Documento fuente:
Recuerdo que cuando tenía 17 años y estaba preparándome para recibir el sacramento de la Confirmación la catequista que llevaba el grupo nos dijo que la nuestra era la religión de los excesos. Debiéndonos de sentir muy ingeniosos no tardamos en hacer la inevitable bromita adolescente y le preguntamos que en qué libro de la Biblia aparecía que Jesús se emborrachara o se drogara. La pobre hermana Rosa (que tenía más paciencia que una santa), nos explicó con una sencillez que consiguió desarmarnos que los excesos de Jesús no eran como los que estaban de moda los viernes por la noche. Los excesos de Jesús eran excesos de amor. Toda su vida había constituido un continuo exceso de amor que le había acabado conduciendo al mayor de todos los excesos de amor: la muerte en una cruz a pesar de su condición divina para salvación de la humanidad.

Material extraído:

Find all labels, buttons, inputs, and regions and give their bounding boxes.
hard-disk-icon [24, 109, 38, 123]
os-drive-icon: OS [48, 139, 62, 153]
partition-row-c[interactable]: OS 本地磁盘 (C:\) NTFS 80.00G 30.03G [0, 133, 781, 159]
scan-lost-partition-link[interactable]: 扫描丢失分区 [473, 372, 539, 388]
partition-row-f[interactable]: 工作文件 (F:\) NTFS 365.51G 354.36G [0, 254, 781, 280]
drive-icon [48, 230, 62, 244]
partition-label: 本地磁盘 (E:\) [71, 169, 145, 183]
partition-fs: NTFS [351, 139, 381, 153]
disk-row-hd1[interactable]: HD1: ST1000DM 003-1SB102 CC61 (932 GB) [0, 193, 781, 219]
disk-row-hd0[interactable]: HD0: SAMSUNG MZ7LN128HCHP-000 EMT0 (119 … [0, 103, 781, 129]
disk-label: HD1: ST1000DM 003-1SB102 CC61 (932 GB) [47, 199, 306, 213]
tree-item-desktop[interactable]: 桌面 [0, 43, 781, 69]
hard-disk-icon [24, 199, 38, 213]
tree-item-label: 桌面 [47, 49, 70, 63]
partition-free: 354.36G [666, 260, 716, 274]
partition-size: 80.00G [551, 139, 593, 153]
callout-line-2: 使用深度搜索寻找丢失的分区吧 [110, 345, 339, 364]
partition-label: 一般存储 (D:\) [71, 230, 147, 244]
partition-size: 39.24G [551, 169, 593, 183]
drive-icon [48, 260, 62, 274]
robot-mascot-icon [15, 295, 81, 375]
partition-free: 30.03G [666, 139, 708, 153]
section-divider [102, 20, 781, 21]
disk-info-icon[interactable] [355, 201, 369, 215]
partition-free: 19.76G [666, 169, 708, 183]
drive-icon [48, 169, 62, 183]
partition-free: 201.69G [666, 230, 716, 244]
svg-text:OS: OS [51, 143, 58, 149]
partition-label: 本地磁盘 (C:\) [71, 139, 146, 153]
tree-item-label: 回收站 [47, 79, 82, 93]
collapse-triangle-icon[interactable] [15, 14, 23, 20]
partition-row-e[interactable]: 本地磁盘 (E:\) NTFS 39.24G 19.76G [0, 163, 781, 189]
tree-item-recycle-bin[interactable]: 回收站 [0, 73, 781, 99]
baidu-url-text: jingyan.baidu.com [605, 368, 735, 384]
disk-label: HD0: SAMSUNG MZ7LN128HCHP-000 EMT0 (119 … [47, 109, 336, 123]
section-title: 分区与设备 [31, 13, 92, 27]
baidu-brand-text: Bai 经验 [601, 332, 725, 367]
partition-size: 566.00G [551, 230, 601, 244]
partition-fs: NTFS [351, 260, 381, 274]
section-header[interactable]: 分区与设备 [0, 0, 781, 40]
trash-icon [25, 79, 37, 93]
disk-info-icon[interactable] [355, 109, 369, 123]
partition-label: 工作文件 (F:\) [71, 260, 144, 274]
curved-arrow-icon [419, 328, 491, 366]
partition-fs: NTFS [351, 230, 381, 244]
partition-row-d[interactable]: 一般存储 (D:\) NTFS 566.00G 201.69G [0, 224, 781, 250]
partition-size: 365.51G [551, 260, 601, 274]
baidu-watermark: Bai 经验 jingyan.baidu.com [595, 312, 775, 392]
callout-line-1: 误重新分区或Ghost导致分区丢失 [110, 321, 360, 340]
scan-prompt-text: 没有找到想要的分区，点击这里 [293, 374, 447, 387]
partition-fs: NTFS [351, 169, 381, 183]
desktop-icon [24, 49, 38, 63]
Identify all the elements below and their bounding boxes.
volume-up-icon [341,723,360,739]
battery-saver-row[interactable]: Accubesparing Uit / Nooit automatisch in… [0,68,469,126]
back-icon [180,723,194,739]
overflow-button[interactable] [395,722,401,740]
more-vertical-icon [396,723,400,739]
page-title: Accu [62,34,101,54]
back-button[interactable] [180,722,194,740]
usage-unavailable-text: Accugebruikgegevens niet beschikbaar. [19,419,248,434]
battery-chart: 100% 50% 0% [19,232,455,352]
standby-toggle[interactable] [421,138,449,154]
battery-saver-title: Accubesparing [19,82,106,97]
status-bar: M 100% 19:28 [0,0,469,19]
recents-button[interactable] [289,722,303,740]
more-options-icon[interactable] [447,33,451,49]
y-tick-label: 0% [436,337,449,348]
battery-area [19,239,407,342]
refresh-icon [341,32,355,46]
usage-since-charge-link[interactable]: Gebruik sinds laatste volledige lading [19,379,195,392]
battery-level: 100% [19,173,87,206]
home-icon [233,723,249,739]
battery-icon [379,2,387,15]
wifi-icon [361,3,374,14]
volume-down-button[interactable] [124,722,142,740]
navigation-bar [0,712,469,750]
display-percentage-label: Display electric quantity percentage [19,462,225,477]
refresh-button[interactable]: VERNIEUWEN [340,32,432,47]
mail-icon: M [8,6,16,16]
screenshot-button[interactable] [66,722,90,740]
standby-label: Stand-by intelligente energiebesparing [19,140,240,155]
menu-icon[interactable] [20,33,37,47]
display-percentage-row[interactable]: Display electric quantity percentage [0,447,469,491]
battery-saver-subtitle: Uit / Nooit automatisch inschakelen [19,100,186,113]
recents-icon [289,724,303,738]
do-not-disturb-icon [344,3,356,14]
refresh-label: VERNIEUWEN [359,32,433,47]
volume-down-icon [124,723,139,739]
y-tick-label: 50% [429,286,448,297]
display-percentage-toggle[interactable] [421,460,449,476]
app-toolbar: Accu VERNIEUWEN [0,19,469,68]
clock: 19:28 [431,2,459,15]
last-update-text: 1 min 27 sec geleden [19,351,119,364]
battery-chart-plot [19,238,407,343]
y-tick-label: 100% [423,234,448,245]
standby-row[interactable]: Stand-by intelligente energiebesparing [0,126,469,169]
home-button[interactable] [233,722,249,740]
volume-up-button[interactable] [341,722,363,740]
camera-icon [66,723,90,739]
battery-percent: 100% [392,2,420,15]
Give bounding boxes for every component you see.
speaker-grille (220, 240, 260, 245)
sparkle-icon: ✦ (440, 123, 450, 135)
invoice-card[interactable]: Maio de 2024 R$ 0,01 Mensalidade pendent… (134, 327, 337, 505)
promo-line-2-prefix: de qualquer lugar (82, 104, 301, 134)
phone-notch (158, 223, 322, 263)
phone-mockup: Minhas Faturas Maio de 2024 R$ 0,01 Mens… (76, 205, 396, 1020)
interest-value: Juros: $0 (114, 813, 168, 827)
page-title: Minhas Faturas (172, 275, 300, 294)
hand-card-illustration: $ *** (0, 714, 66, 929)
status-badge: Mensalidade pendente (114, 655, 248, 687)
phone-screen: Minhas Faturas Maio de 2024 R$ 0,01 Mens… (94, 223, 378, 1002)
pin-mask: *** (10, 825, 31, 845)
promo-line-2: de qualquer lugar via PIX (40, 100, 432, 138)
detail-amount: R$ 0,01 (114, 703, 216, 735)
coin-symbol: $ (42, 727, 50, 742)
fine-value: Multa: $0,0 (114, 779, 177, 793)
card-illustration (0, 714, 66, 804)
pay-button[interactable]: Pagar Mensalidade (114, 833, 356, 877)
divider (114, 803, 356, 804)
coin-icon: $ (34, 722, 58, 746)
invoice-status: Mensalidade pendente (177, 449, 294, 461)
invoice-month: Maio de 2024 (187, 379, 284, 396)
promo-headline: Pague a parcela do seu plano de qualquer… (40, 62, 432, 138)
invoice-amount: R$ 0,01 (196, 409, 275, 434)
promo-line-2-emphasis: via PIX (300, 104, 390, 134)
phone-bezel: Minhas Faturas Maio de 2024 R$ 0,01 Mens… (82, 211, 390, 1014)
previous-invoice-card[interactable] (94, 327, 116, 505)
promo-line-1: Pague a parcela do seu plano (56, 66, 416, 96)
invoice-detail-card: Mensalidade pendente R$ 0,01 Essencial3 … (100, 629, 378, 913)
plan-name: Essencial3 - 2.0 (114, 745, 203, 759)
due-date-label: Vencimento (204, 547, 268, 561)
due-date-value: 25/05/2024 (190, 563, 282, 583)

Lo que debe hacer:
Retome el relato sobre la catequesis de Confirmación y los excesos de amor de Jesús, y continúelo a partir de su última oración.

Ejercicio resuelto:
Esta nueva visión de la muerte de Jesús que nos ofrecía aquella mujer superó toda la lógica que era capaz de retener la mente de una chica reflexiva y racional como era yo. Efectivamente, lo de la cruz me pareció excesivo. Completamente innecesario. Pensé que era casi insultante. Jesús nos estaba tratando como a tontos. Tampoco era tan difícil de entender. La lección había quedado clara: si te pegan en una mejilla, pones la otra; si te piden que andes una milla, andas dos; si unos no tienen para comer, compartes hasta que incluso sobre; si pierdes una oveja, dejas a las otras 99 y te vas a buscarla…
El concepto estaba pillado. No hacía falta llevarlo hasta tal extremo. Además, precisamente llevarlo hasta tal extremo era utópico, lo convertía en imposible para cualquier mortal de a pie. Lo hacía inaccesible como modelo a seguir. Nadie en su sano juicio se dejaría matar pudiendo salvarse.
Así que decidí que ese día iba a interponer una distancia insalvable entre ese tal Jesús y yo. Estaba claro que yo nunca podría hacer ni siquiera algo parecido a lo que él hizo. Con lo cual, ¿por qué intentarlo si quiera? ¿Para qué complicarse la vida de semejante manera?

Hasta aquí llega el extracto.